*** Opening of Listed entries ***

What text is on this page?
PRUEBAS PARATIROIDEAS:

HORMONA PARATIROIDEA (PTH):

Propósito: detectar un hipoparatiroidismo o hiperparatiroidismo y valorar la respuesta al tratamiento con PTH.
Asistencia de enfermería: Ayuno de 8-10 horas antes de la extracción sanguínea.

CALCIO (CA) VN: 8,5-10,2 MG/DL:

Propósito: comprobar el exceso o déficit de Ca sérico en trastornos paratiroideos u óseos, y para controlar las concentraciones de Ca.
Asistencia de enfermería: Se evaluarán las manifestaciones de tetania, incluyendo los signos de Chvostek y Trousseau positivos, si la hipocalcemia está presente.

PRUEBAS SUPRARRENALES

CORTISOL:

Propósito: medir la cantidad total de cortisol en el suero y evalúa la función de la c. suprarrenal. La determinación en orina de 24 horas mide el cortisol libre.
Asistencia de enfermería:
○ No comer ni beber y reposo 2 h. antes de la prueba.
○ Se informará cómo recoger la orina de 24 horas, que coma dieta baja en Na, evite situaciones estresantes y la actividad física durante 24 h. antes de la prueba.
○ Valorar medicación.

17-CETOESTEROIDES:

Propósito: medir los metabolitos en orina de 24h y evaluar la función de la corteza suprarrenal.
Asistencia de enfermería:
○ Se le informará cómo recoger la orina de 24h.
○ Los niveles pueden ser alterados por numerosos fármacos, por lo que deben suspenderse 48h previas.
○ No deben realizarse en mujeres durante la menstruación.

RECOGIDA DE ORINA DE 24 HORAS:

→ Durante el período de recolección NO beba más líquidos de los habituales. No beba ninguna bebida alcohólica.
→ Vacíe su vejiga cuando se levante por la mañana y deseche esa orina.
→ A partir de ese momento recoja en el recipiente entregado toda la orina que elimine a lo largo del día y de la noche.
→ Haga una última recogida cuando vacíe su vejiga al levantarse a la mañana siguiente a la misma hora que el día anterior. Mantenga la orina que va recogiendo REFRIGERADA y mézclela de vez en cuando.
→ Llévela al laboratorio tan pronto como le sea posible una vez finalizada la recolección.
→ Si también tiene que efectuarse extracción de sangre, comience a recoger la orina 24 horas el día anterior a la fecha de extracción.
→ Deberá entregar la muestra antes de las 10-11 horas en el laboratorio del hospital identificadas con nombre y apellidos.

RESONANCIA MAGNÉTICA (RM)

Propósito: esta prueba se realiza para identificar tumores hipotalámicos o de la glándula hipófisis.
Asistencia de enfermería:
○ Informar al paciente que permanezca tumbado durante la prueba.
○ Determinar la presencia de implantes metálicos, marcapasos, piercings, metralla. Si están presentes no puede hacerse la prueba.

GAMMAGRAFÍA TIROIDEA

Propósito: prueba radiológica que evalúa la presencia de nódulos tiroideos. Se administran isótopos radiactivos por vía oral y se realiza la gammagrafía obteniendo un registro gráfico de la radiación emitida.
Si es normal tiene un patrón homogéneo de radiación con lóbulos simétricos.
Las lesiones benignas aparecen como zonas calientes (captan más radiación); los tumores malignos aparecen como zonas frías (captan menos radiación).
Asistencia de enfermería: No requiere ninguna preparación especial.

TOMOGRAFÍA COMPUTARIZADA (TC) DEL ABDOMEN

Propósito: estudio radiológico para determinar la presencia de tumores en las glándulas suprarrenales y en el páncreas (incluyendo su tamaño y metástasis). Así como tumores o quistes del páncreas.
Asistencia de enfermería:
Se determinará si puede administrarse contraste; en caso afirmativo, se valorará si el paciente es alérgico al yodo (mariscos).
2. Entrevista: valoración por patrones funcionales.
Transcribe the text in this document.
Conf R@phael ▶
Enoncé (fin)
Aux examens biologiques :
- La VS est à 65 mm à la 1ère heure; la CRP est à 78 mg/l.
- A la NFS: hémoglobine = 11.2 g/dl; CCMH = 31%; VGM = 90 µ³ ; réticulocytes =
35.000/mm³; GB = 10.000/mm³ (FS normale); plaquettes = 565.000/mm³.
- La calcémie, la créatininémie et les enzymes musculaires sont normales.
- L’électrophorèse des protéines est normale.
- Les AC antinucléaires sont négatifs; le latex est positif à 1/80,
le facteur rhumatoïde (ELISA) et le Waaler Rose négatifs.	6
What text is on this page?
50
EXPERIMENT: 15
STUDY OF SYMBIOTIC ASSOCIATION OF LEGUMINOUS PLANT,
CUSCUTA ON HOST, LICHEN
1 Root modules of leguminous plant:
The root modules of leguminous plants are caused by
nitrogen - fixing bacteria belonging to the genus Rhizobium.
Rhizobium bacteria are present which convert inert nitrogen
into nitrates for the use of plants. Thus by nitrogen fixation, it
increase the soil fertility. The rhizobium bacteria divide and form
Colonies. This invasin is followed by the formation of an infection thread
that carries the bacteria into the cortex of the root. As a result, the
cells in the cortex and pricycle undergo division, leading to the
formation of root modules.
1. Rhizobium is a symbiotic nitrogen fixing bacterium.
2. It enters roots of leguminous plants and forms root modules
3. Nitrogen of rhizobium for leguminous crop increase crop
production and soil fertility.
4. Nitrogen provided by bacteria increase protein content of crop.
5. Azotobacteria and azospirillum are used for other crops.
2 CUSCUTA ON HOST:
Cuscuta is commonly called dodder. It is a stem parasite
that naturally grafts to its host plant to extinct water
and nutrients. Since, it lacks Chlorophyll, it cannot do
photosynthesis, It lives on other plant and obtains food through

*** Close of Listed entries ***

■ What to produce
All lines with the word "función" are needed; pull them from the entries and copy each.

■ Written response
Propósito: medir la cantidad total de cortisol en el suero y evalúa la función de la c. suprarrenal. La determinación en orina de 24 horas mide el cortisol libre.
Propósito: medir los metabolitos en orina de 24h y evaluar la función de la corteza suprarrenal.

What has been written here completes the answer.